| Problem |
Will you give every entry again exactly as it stands?

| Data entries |
* * * *
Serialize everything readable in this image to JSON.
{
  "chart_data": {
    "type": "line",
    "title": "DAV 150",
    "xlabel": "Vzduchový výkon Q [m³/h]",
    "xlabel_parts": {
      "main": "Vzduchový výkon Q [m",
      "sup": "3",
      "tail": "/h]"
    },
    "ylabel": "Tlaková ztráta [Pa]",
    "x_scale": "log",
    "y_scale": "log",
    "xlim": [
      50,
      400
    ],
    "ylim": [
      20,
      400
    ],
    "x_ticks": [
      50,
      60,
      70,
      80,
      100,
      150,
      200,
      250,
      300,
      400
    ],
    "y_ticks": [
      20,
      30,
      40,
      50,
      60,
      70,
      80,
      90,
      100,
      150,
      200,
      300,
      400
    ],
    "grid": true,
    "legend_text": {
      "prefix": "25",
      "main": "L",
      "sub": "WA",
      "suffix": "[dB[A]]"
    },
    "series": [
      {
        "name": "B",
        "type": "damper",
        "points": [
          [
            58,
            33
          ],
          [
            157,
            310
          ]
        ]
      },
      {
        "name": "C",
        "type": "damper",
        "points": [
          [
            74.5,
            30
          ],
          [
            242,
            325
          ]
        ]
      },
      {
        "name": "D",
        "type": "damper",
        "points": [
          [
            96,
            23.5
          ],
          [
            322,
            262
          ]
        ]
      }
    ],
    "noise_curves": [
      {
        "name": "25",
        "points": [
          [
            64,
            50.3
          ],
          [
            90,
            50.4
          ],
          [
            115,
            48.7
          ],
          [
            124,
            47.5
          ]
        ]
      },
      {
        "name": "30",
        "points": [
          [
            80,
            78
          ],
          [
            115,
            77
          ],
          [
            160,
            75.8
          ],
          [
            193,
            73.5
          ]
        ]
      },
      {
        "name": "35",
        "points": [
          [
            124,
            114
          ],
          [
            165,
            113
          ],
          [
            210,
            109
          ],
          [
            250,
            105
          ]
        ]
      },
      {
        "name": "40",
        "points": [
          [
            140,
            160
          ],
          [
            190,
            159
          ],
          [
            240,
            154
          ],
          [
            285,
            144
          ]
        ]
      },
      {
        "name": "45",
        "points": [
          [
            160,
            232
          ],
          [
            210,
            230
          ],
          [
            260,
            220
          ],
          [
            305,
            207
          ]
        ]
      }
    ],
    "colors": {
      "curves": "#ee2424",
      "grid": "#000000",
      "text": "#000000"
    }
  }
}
* * * *
| Solution to this exercise |
Serialize everything readable in this image to JSON.
{
  "chart_data": {
    "type": "line",
    "title": "DAV 150",
    "xlabel": "Vzduchový výkon Q [m³/h]",
    "xlabel_parts": {
      "main": "Vzduchový výkon Q [m",
      "sup": "3",
      "tail": "/h]"
    },
    "ylabel": "Tlaková ztráta [Pa]",
    "x_scale": "log",
    "y_scale": "log",
    "xlim": [
      50,
      400
    ],
    "ylim": [
      20,
      400
    ],
    "x_ticks": [
      50,
      60,
      70,
      80,
      100,
      150,
      200,
      250,
      300,
      400
    ],
    "y_ticks": [
      20,
      30,
      40,
      50,
      60,
      70,
      80,
      90,
      100,
      150,
      200,
      300,
      400
    ],
    "grid": true,
    "legend_text": {
      "prefix": "25",
      "main": "L",
      "sub": "WA",
      "suffix": "[dB[A]]"
    },
    "series": [
      {
        "name": "B",
        "type": "damper",
        "points": [
          [
            58,
            33
          ],
          [
            157,
            310
          ]
        ]
      },
      {
        "name": "C",
        "type": "damper",
        "points": [
          [
            74.5,
            30
          ],
          [
            242,
            325
          ]
        ]
      },
      {
        "name": "D",
        "type": "damper",
        "points": [
          [
            96,
            23.5
          ],
          [
            322,
            262
          ]
        ]
      }
    ],
    "noise_curves": [
      {
        "name": "25",
        "points": [
          [
            64,
            50.3
          ],
          [
            90,
            50.4
          ],
          [
            115,
            48.7
          ],
          [
            124,
            47.5
          ]
        ]
      },
      {
        "name": "30",
        "points": [
          [
            80,
            78
          ],
          [
            115,
            77
          ],
          [
            160,
            75.8
          ],
          [
            193,
            73.5
          ]
        ]
      },
      {
        "name": "35",
        "points": [
          [
            124,
            114
          ],
          [
            165,
            113
          ],
          [
            210,
            109
          ],
          [
            250,
            105
          ]
        ]
      },
      {
        "name": "40",
        "points": [
          [
            140,
            160
          ],
          [
            190,
            159
          ],
          [
            240,
            154
          ],
          [
            285,
            144
          ]
        ]
      },
      {
        "name": "45",
        "points": [
          [
            160,
            232
          ],
          [
            210,
            230
          ],
          [
            260,
            220
          ],
          [
            305,
            207
          ]
        ]
      }
    ],
    "colors": {
      "curves": "#ee2424",
      "grid": "#000000",
      "text": "#000000"
    }
  }
}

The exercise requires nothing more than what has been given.